**Written instruction:** Gather, from the data below, each line in which the word "PLAYED" occurs.

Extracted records
-*-

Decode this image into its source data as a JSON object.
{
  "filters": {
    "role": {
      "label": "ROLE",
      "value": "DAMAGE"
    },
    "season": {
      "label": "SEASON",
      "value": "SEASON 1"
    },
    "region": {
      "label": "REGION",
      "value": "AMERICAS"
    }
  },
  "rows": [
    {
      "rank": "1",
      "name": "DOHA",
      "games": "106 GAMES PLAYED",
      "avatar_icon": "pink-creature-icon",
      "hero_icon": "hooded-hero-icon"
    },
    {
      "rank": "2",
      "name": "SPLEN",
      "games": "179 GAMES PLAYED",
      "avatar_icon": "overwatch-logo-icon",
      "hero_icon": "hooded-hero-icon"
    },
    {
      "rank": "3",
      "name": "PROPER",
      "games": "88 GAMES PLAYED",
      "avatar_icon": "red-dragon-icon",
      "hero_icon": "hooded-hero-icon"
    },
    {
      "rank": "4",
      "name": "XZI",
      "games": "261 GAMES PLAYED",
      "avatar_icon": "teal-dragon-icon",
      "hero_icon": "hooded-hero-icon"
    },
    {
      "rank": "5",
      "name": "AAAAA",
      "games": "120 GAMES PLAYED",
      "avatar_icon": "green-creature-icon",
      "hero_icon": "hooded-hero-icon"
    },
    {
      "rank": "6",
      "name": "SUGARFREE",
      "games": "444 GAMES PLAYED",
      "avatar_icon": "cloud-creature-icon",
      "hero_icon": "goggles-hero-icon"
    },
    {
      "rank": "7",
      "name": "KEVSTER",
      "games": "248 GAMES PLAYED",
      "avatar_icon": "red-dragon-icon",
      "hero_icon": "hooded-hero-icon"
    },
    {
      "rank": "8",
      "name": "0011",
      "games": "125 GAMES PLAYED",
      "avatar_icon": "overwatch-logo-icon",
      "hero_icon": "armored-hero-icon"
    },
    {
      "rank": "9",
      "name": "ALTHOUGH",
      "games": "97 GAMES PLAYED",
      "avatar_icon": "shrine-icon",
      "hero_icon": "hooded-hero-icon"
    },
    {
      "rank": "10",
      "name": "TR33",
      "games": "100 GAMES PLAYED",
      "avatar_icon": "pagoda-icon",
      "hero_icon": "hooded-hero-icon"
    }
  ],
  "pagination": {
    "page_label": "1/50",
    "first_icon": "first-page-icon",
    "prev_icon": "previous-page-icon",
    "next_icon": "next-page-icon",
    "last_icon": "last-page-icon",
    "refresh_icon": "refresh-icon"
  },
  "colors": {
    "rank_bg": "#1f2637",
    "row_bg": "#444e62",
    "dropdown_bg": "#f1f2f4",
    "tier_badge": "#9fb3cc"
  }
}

-*-

**Task result:**
      "games": "106 GAMES PLAYED",
      "games": "179 GAMES PLAYED",
      "games": "88 GAMES PLAYED",
      "games": "261 GAMES PLAYED",
      "games": "120 GAMES PLAYED",
      "games": "444 GAMES PLAYED",
      "games": "248 GAMES PLAYED",
      "games": "125 GAMES PLAYED",
      "games": "97 GAMES PLAYED",
      "games": "100 GAMES PLAYED",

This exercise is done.